▶
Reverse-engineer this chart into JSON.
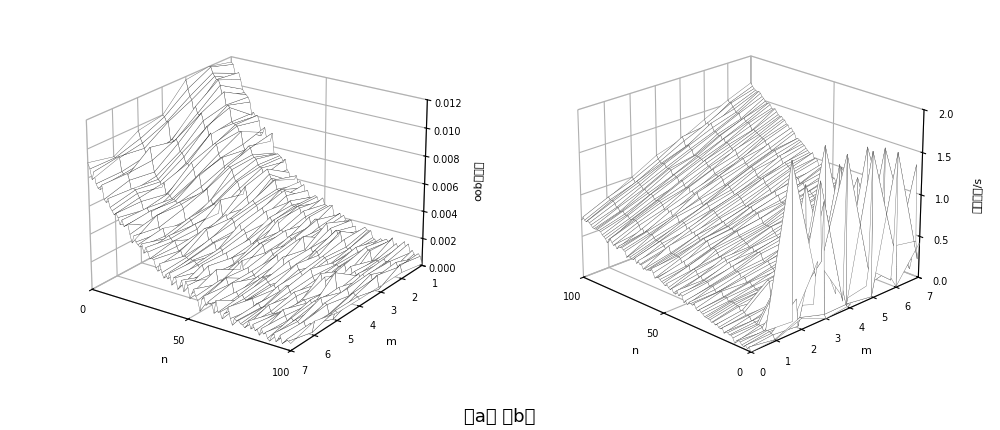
{
  "zlim_a": [
    0,
    0.012
  ],
  "zlim_b": [
    0,
    2.0
  ],
  "zticks_a": [
    0,
    0.002,
    0.004,
    0.006,
    0.008,
    0.01,
    0.012
  ],
  "zticks_b": [
    0,
    0.5,
    1.0,
    1.5,
    2.0
  ],
  "xlabel": "n",
  "ylabel": "m",
  "zlabel_a": "oob误分率",
  "zlabel_b": "训练时间/s",
  "label_ab": "（a） （b）",
  "n_ticks_a": [
    0,
    50,
    100
  ],
  "m_ticks_a": [
    1,
    2,
    3,
    4,
    5,
    6,
    7
  ],
  "n_ticks_b": [
    0,
    50,
    100
  ],
  "m_ticks_b": [
    0,
    1,
    2,
    3,
    4,
    5,
    6,
    7
  ],
  "bg_color": "#ffffff",
  "elev_a": 22,
  "azim_a": -55,
  "elev_b": 22,
  "azim_b": -45
}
◀
#### The problem:
Omitting all images, print the listing exactly.

#### Task response:
Reverse-engineer this chart into JSON.
{
  "zlim_a": [
    0,
    0.012
  ],
  "zlim_b": [
    0,
    2.0
  ],
  "zticks_a": [
    0,
    0.002,
    0.004,
    0.006,
    0.008,
    0.01,
    0.012
  ],
  "zticks_b": [
    0,
    0.5,
    1.0,
    1.5,
    2.0
  ],
  "xlabel": "n",
  "ylabel": "m",
  "zlabel_a": "oob误分率",
  "zlabel_b": "训练时间/s",
  "label_ab": "（a） （b）",
  "n_ticks_a": [
    0,
    50,
    100
  ],
  "m_ticks_a": [
    1,
    2,
    3,
    4,
    5,
    6,
    7
  ],
  "n_ticks_b": [
    0,
    50,
    100
  ],
  "m_ticks_b": [
    0,
    1,
    2,
    3,
    4,
    5,
    6,
    7
  ],
  "bg_color": "#ffffff",
  "elev_a": 22,
  "azim_a": -55,
  "elev_b": 22,
  "azim_b": -45
}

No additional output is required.